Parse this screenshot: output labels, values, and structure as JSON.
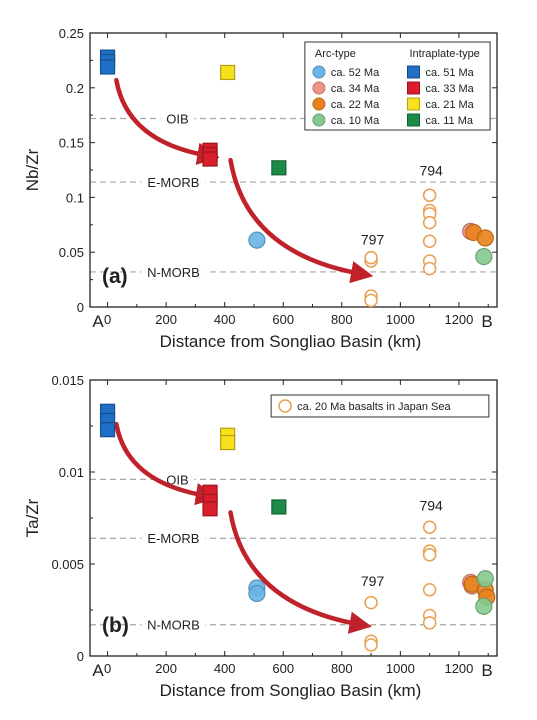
{
  "chart_data": [
    {
      "type": "scatter",
      "panel_label": "(a)",
      "ylabel": "Nb/Zr",
      "xlabel": "Distance from Songliao Basin (km)",
      "xlim": [
        -60,
        1330
      ],
      "ylim": [
        0,
        0.25
      ],
      "x_ticks": [
        0,
        200,
        400,
        600,
        800,
        1000,
        1200
      ],
      "y_ticks": [
        0,
        0.05,
        0.1,
        0.15,
        0.2,
        0.25
      ],
      "y_tick_labels": [
        "0",
        "0.05",
        "0.1",
        "0.15",
        "0.2",
        "0.25"
      ],
      "x_end_labels": {
        "left": "A",
        "right": "B"
      },
      "reference_lines": [
        {
          "label": "OIB",
          "y": 0.172
        },
        {
          "label": "E-MORB",
          "y": 0.114
        },
        {
          "label": "N-MORB",
          "y": 0.032
        }
      ],
      "legend": {
        "position": "top-right",
        "groups": [
          {
            "title": "Arc-type",
            "shape": "circle",
            "entries": [
              {
                "name": "ca. 52 Ma",
                "color": "#6ab4e6"
              },
              {
                "name": "ca. 34 Ma",
                "color": "#ec9488"
              },
              {
                "name": "ca. 22 Ma",
                "color": "#e8821c"
              },
              {
                "name": "ca. 10 Ma",
                "color": "#84c98f"
              }
            ]
          },
          {
            "title": "Intraplate-type",
            "shape": "square",
            "entries": [
              {
                "name": "ca. 51 Ma",
                "color": "#1f6fc6"
              },
              {
                "name": "ca. 33 Ma",
                "color": "#d81e2a"
              },
              {
                "name": "ca. 21 Ma",
                "color": "#f7e11c"
              },
              {
                "name": "ca. 11 Ma",
                "color": "#1e8a48"
              }
            ]
          }
        ]
      },
      "annotations": [
        {
          "text": "797",
          "x": 905,
          "y": 0.057
        },
        {
          "text": "794",
          "x": 1105,
          "y": 0.12
        }
      ],
      "arrows": [
        {
          "from": [
            30,
            0.207
          ],
          "to": [
            345,
            0.138
          ]
        },
        {
          "from": [
            420,
            0.134
          ],
          "to": [
            870,
            0.03
          ]
        }
      ],
      "series": [
        {
          "name": "ca. 51 Ma",
          "marker": "square",
          "color": "#1f6fc6",
          "x": [
            0,
            0,
            0
          ],
          "y": [
            0.228,
            0.224,
            0.219
          ]
        },
        {
          "name": "ca. 33 Ma",
          "marker": "square",
          "color": "#d81e2a",
          "x": [
            350,
            350,
            350
          ],
          "y": [
            0.143,
            0.139,
            0.135
          ]
        },
        {
          "name": "ca. 21 Ma",
          "marker": "square",
          "color": "#f7e11c",
          "x": [
            410
          ],
          "y": [
            0.214
          ]
        },
        {
          "name": "ca. 11 Ma",
          "marker": "square",
          "color": "#1e8a48",
          "x": [
            585
          ],
          "y": [
            0.127
          ]
        },
        {
          "name": "ca. 52 Ma",
          "marker": "circle",
          "color": "#6ab4e6",
          "x": [
            510
          ],
          "y": [
            0.061
          ]
        },
        {
          "name": "ca. 34 Ma",
          "marker": "circle",
          "color": "#ec9488",
          "x": [
            1240
          ],
          "y": [
            0.069
          ]
        },
        {
          "name": "ca. 22 Ma",
          "marker": "circle",
          "color": "#e8821c",
          "x": [
            1250,
            1290
          ],
          "y": [
            0.068,
            0.063
          ]
        },
        {
          "name": "ca. 10 Ma",
          "marker": "circle",
          "color": "#84c98f",
          "x": [
            1285
          ],
          "y": [
            0.046
          ]
        },
        {
          "name": "ca. 20 Ma basalts in Japan Sea",
          "marker": "open-circle",
          "color": "#e8a050",
          "x": [
            900,
            900,
            900,
            900,
            1100,
            1100,
            1100,
            1100,
            1100,
            1100,
            1100
          ],
          "y": [
            0.042,
            0.045,
            0.01,
            0.006,
            0.102,
            0.088,
            0.085,
            0.06,
            0.042,
            0.035,
            0.077
          ]
        }
      ]
    },
    {
      "type": "scatter",
      "panel_label": "(b)",
      "ylabel": "Ta/Zr",
      "xlabel": "Distance from Songliao Basin (km)",
      "xlim": [
        -60,
        1330
      ],
      "ylim": [
        0,
        0.015
      ],
      "x_ticks": [
        0,
        200,
        400,
        600,
        800,
        1000,
        1200
      ],
      "y_ticks": [
        0,
        0.005,
        0.01,
        0.015
      ],
      "y_tick_labels": [
        "0",
        "0.005",
        "0.01",
        "0.015"
      ],
      "x_end_labels": {
        "left": "A",
        "right": "B"
      },
      "reference_lines": [
        {
          "label": "OIB",
          "y": 0.0096
        },
        {
          "label": "E-MORB",
          "y": 0.0064
        },
        {
          "label": "N-MORB",
          "y": 0.0017
        }
      ],
      "legend": {
        "position": "top-right",
        "entries": [
          {
            "name": "ca. 20 Ma basalts in Japan Sea",
            "shape": "open-circle",
            "color": "#e8a050"
          }
        ]
      },
      "annotations": [
        {
          "text": "797",
          "x": 905,
          "y": 0.0038
        },
        {
          "text": "794",
          "x": 1105,
          "y": 0.0079
        }
      ],
      "arrows": [
        {
          "from": [
            30,
            0.0126
          ],
          "to": [
            340,
            0.0087
          ]
        },
        {
          "from": [
            420,
            0.0078
          ],
          "to": [
            865,
            0.0017
          ]
        }
      ],
      "series": [
        {
          "name": "ca. 51 Ma",
          "marker": "square",
          "color": "#1f6fc6",
          "x": [
            0,
            0,
            0
          ],
          "y": [
            0.0133,
            0.0128,
            0.0123
          ]
        },
        {
          "name": "ca. 33 Ma",
          "marker": "square",
          "color": "#d81e2a",
          "x": [
            350,
            350,
            350
          ],
          "y": [
            0.0089,
            0.0084,
            0.008
          ]
        },
        {
          "name": "ca. 21 Ma",
          "marker": "square",
          "color": "#f7e11c",
          "x": [
            410,
            410
          ],
          "y": [
            0.012,
            0.0116
          ]
        },
        {
          "name": "ca. 11 Ma",
          "marker": "square",
          "color": "#1e8a48",
          "x": [
            585
          ],
          "y": [
            0.0081
          ]
        },
        {
          "name": "ca. 52 Ma",
          "marker": "circle",
          "color": "#6ab4e6",
          "x": [
            510,
            510
          ],
          "y": [
            0.0037,
            0.0034
          ]
        },
        {
          "name": "ca. 34 Ma",
          "marker": "circle",
          "color": "#ec9488",
          "x": [
            1240,
            1245
          ],
          "y": [
            0.004,
            0.0038
          ]
        },
        {
          "name": "ca. 22 Ma",
          "marker": "circle",
          "color": "#e8821c",
          "x": [
            1245,
            1290,
            1295
          ],
          "y": [
            0.0039,
            0.0036,
            0.0032
          ]
        },
        {
          "name": "ca. 10 Ma",
          "marker": "circle",
          "color": "#84c98f",
          "x": [
            1290,
            1285
          ],
          "y": [
            0.0042,
            0.0027
          ]
        },
        {
          "name": "ca. 20 Ma basalts in Japan Sea",
          "marker": "open-circle",
          "color": "#e8a050",
          "x": [
            900,
            900,
            900,
            1100,
            1100,
            1100,
            1100,
            1100,
            1100
          ],
          "y": [
            0.0029,
            0.0008,
            0.0006,
            0.007,
            0.0057,
            0.0055,
            0.0036,
            0.0022,
            0.0018
          ]
        }
      ]
    }
  ]
}
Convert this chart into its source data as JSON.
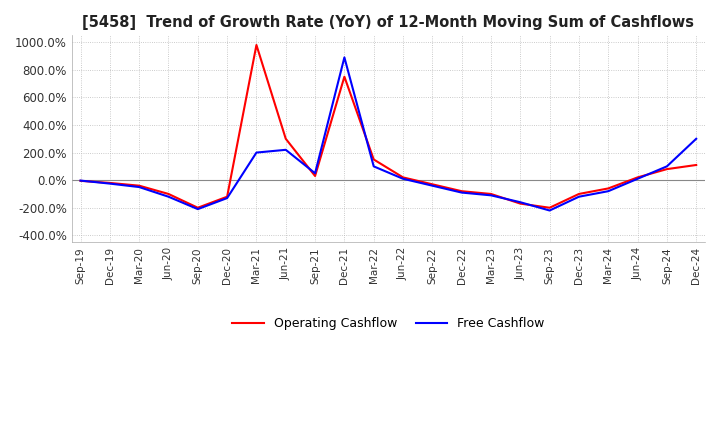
{
  "title": "[5458]  Trend of Growth Rate (YoY) of 12-Month Moving Sum of Cashflows",
  "ylim": [
    -450,
    1050
  ],
  "yticks": [
    -400,
    -200,
    0,
    200,
    400,
    600,
    800,
    1000
  ],
  "yticklabels": [
    "-400.0%",
    "-200.0%",
    "0.0%",
    "200.0%",
    "400.0%",
    "600.0%",
    "800.0%",
    "1000.0%"
  ],
  "background_color": "#ffffff",
  "grid_color": "#bbbbbb",
  "operating_color": "#ff0000",
  "free_color": "#0000ff",
  "x_labels": [
    "Sep-19",
    "Dec-19",
    "Mar-20",
    "Jun-20",
    "Sep-20",
    "Dec-20",
    "Mar-21",
    "Jun-21",
    "Sep-21",
    "Dec-21",
    "Mar-22",
    "Jun-22",
    "Sep-22",
    "Dec-22",
    "Mar-23",
    "Jun-23",
    "Sep-23",
    "Dec-23",
    "Mar-24",
    "Jun-24",
    "Sep-24",
    "Dec-24"
  ],
  "operating_cashflow": [
    -5,
    -20,
    -40,
    -100,
    -200,
    -120,
    980,
    300,
    30,
    750,
    150,
    20,
    -30,
    -80,
    -100,
    -170,
    -200,
    -100,
    -60,
    20,
    80,
    110
  ],
  "free_cashflow": [
    -3,
    -25,
    -50,
    -120,
    -210,
    -130,
    200,
    220,
    50,
    890,
    100,
    10,
    -40,
    -90,
    -110,
    -160,
    -220,
    -120,
    -80,
    10,
    100,
    300
  ]
}
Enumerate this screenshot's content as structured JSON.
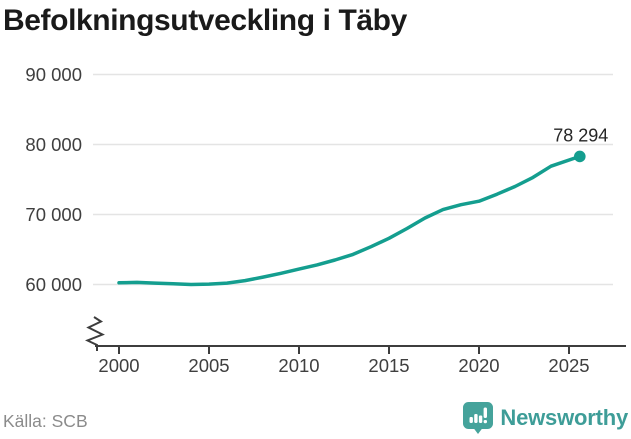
{
  "title": "Befolkningsutveckling i Täby",
  "footer": {
    "source": "Källa: SCB",
    "brand": "Newsworthy"
  },
  "icons": {
    "brand_logo": "newsworthy-speech-bubble-with-bar-chart-and-exclamation"
  },
  "colors": {
    "line": "#149e8f",
    "accent_icon": "#45a39b",
    "brand_text": "#3e9d98",
    "grid": "#e4e4e4",
    "axis": "#3d3d3d",
    "text": "#3f3f3f",
    "muted": "#8b8b8b",
    "title": "#1a1a1a"
  },
  "chart_data": {
    "type": "line",
    "title": "Befolkningsutveckling i Täby",
    "xlabel": "",
    "ylabel": "",
    "grid": "horizontal",
    "legend": "none",
    "y_axis_break": true,
    "xlim": [
      1998.6,
      2028.2
    ],
    "ylim": [
      60000,
      90000
    ],
    "x_ticks": [
      "2000",
      "2005",
      "2010",
      "2015",
      "2020",
      "2025"
    ],
    "y_ticks": [
      {
        "value": 60000,
        "label": "60 000"
      },
      {
        "value": 70000,
        "label": "70 000"
      },
      {
        "value": 80000,
        "label": "80 000"
      },
      {
        "value": 90000,
        "label": "90 000"
      }
    ],
    "end_label": "78 294",
    "series": [
      {
        "points": [
          [
            2000,
            60250
          ],
          [
            2001,
            60300
          ],
          [
            2002,
            60200
          ],
          [
            2003,
            60100
          ],
          [
            2004,
            60000
          ],
          [
            2005,
            60050
          ],
          [
            2006,
            60200
          ],
          [
            2007,
            60550
          ],
          [
            2008,
            61050
          ],
          [
            2009,
            61600
          ],
          [
            2010,
            62200
          ],
          [
            2011,
            62800
          ],
          [
            2012,
            63500
          ],
          [
            2013,
            64300
          ],
          [
            2014,
            65400
          ],
          [
            2015,
            66600
          ],
          [
            2016,
            68000
          ],
          [
            2017,
            69500
          ],
          [
            2018,
            70700
          ],
          [
            2019,
            71400
          ],
          [
            2020,
            71900
          ],
          [
            2021,
            72900
          ],
          [
            2022,
            74000
          ],
          [
            2023,
            75300
          ],
          [
            2024,
            76900
          ],
          [
            2025.6,
            78294
          ]
        ]
      }
    ]
  }
}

**Work required:**
Scan the material above. Return every line containing the string "title".

**Answer in full:**
            "title": "Arc-type",
            "title": "Intraplate-type",
  "title": "[5458]  Trend of Growth Rate (YoY) of 12-Month Moving Sum of Cashflows",
  "title": "Befolkningsutveckling i Täby",
    "title": "#1a1a1a"
    "title": "Befolkningsutveckling i Täby",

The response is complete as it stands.